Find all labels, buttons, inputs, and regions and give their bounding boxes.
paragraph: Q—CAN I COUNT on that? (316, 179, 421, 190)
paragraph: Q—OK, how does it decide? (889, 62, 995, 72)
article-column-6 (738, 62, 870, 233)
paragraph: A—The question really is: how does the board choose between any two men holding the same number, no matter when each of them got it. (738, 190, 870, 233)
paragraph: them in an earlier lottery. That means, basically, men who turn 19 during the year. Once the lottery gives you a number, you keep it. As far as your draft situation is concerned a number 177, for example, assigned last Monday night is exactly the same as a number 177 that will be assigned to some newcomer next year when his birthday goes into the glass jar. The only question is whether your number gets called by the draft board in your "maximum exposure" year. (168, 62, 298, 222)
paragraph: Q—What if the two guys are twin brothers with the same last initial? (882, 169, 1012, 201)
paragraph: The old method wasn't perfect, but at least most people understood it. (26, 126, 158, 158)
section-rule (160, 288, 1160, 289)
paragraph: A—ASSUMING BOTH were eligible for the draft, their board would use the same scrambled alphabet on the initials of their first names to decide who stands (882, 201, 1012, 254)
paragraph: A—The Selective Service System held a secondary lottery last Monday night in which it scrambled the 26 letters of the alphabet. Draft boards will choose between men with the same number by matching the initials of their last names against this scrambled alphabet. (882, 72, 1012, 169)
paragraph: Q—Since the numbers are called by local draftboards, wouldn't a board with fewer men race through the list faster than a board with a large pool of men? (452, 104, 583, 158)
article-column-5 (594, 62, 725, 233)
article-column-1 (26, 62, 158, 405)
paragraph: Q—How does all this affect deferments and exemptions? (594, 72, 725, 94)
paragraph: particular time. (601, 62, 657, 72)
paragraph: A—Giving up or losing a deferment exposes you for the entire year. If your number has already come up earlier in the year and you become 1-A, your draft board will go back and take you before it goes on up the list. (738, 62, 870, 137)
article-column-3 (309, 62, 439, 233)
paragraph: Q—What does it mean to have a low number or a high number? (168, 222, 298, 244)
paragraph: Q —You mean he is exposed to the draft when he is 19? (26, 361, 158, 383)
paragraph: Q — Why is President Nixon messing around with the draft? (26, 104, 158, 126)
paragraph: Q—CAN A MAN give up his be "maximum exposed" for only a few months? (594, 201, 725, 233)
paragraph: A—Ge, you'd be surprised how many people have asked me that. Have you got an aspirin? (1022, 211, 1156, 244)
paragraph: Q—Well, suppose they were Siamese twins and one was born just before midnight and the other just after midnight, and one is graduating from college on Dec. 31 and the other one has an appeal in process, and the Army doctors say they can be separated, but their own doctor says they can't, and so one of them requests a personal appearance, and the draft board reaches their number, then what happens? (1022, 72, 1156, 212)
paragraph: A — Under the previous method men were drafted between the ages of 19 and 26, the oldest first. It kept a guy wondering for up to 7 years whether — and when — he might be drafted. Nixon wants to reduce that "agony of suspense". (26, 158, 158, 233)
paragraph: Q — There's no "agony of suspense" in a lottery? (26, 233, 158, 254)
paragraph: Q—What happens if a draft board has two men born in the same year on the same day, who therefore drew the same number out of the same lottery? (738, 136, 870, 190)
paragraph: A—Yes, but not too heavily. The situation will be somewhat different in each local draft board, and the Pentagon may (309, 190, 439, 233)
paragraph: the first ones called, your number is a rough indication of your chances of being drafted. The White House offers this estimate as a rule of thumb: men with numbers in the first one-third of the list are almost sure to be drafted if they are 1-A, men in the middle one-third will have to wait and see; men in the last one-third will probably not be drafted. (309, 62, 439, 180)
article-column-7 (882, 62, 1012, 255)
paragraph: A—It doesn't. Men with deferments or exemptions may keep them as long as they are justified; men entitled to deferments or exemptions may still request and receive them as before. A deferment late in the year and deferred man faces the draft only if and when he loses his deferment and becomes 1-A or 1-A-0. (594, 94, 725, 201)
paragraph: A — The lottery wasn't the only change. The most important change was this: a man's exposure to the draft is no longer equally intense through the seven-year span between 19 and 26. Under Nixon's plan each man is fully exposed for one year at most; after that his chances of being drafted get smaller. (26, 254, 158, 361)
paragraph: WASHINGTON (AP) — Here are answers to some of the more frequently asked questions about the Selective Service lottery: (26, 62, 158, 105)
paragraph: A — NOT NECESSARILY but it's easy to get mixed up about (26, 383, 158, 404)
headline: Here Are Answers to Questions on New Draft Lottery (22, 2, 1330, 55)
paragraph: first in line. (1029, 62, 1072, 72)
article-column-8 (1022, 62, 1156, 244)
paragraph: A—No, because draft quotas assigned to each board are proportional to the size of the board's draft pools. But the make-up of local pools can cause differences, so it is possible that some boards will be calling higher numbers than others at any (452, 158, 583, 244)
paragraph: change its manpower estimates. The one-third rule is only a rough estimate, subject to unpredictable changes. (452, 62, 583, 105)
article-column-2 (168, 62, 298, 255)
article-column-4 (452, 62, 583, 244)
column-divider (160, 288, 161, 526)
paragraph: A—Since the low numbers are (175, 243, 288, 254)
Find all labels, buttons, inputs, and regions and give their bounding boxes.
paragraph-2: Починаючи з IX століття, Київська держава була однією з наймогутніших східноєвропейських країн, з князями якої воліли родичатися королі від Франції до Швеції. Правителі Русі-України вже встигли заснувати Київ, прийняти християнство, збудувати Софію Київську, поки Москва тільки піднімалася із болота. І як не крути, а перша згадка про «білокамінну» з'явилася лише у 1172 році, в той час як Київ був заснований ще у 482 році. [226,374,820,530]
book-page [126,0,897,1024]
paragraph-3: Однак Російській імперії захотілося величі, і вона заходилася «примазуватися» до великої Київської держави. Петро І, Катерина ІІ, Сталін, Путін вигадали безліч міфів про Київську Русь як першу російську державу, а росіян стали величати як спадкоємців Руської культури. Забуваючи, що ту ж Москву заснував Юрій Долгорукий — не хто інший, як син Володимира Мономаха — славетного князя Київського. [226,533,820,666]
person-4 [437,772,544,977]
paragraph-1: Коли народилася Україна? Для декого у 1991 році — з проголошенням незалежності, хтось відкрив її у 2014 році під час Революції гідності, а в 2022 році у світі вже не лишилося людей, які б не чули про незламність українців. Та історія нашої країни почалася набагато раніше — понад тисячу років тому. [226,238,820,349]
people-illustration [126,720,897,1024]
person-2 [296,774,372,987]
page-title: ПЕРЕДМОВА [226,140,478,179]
---+---
**Brief**
Find every line above that contains the word "than" and copy each of those lines. Case counts.

**Exercise output**
paragraph: Q—Since the numbers are called by local draftboards, wouldn't a board with fewer men race through the list faster than a board with a large pool of men? (452, 104, 583, 158)
paragraph: A—No, because draft quotas assigned to each board are proportional to the size of the board's draft pools. But the make-up of local pools can cause differences, so it is possible that some boards will be calling higher numbers than others at any (452, 158, 583, 244)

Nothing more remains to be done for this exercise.